— BEGIN Exercise data —

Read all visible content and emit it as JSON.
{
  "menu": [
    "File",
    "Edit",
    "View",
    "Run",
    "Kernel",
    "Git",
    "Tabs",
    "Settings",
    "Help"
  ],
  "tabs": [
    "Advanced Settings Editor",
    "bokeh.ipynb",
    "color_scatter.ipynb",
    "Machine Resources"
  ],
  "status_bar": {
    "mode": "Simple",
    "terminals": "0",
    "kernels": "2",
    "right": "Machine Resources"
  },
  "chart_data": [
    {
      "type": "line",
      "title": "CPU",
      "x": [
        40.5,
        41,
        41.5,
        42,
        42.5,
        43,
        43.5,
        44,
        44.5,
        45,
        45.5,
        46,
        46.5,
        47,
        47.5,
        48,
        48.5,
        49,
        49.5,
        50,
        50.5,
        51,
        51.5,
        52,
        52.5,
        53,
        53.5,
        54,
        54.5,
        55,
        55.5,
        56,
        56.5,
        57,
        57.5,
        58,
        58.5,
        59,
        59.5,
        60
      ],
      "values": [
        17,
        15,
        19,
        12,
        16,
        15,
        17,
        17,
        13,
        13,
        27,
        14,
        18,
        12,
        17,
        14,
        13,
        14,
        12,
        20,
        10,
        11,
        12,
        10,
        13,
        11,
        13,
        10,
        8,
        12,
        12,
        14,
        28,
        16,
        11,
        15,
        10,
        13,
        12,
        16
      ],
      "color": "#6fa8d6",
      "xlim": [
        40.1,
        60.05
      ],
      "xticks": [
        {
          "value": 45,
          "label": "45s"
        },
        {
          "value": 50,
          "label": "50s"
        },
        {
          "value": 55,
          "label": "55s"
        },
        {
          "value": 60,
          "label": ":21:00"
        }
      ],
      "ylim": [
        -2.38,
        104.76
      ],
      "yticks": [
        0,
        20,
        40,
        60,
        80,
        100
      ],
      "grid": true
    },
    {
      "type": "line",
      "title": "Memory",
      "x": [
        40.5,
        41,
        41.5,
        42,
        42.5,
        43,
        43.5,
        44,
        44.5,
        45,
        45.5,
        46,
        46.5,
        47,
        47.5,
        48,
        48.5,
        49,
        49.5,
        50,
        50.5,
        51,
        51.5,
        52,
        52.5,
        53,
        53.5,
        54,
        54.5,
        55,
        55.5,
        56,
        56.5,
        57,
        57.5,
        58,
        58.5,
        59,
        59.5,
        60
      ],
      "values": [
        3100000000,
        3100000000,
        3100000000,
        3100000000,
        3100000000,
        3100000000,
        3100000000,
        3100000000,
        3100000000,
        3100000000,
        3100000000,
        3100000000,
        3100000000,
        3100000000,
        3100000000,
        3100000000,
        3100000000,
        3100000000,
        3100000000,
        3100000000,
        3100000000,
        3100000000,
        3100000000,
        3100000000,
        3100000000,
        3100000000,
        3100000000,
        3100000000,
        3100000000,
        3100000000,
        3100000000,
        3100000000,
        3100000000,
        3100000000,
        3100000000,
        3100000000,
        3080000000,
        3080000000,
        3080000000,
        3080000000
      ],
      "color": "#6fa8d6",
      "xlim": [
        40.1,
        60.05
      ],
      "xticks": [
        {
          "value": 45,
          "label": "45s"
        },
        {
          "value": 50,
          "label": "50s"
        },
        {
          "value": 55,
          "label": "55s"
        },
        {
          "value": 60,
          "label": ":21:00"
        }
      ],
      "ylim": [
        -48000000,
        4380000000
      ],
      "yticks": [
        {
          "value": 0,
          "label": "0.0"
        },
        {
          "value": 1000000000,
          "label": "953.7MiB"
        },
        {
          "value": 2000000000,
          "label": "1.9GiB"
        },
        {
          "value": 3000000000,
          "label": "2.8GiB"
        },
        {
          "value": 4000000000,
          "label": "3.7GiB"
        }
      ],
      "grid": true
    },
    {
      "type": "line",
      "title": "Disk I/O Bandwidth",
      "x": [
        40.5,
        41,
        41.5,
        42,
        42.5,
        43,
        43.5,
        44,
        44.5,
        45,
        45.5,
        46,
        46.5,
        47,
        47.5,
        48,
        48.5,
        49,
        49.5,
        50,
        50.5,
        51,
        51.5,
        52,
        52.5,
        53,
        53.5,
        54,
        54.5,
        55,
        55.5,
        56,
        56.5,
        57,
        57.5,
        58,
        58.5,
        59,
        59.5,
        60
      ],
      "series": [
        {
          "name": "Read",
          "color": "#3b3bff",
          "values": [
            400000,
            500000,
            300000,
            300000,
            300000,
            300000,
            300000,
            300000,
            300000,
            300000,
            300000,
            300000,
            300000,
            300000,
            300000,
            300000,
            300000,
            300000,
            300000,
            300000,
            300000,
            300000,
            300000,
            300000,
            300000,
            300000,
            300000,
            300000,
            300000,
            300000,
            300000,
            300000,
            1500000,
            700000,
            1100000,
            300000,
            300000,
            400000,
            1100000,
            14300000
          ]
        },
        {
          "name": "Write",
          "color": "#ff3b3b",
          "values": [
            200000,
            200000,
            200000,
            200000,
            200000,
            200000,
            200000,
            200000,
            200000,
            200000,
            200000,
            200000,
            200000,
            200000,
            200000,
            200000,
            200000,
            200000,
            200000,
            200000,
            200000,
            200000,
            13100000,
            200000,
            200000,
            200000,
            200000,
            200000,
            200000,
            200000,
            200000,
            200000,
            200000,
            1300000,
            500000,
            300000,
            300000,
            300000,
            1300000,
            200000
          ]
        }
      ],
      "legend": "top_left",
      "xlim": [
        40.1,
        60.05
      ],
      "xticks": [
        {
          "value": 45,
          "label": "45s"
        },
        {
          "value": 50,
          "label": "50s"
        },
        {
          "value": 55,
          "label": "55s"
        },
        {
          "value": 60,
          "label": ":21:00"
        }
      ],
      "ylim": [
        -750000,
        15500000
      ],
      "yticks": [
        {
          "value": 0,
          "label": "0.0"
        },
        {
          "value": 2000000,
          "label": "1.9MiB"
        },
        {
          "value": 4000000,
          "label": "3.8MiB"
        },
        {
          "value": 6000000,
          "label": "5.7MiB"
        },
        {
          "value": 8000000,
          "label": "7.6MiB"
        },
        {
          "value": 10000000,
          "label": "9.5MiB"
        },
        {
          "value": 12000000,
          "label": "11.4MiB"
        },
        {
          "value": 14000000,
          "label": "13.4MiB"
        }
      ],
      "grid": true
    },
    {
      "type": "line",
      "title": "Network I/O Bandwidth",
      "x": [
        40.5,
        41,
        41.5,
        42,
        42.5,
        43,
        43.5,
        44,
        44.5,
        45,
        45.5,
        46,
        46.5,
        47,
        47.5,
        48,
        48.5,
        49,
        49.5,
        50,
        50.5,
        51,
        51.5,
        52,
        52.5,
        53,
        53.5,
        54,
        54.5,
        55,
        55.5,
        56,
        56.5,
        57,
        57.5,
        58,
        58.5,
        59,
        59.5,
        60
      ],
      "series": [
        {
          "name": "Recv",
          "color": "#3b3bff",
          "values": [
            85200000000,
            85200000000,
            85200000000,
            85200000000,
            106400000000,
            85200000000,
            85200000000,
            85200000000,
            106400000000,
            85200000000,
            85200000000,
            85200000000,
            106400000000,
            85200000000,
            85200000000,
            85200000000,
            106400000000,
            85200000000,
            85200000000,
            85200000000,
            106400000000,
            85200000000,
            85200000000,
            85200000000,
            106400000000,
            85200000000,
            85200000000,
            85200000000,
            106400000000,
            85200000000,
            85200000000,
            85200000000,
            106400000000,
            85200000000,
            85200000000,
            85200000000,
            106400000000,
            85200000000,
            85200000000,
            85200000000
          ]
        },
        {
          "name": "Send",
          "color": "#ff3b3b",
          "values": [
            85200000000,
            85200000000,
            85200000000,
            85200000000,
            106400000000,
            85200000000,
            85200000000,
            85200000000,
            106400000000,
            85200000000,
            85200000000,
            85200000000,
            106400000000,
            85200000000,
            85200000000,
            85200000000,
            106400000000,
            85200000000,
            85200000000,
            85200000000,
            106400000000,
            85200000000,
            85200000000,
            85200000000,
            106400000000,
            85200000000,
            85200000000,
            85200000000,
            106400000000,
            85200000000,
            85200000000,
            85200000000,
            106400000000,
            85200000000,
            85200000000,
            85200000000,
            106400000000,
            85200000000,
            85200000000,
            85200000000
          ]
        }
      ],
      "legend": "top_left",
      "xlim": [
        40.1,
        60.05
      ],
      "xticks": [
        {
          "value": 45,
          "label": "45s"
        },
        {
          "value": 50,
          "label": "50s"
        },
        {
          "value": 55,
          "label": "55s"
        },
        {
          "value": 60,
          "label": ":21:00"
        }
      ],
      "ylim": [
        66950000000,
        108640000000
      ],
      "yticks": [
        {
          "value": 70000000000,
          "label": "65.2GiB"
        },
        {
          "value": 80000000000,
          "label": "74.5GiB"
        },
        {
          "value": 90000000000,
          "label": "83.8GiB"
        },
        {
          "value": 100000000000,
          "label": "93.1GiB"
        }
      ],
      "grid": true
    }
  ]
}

— END Exercise data —

#### Objective
Working from the listing above, pick out every line that has "Bandwidth" and copy it.

#### Result of the task
      "title": "Disk I/O Bandwidth",
      "title": "Network I/O Bandwidth",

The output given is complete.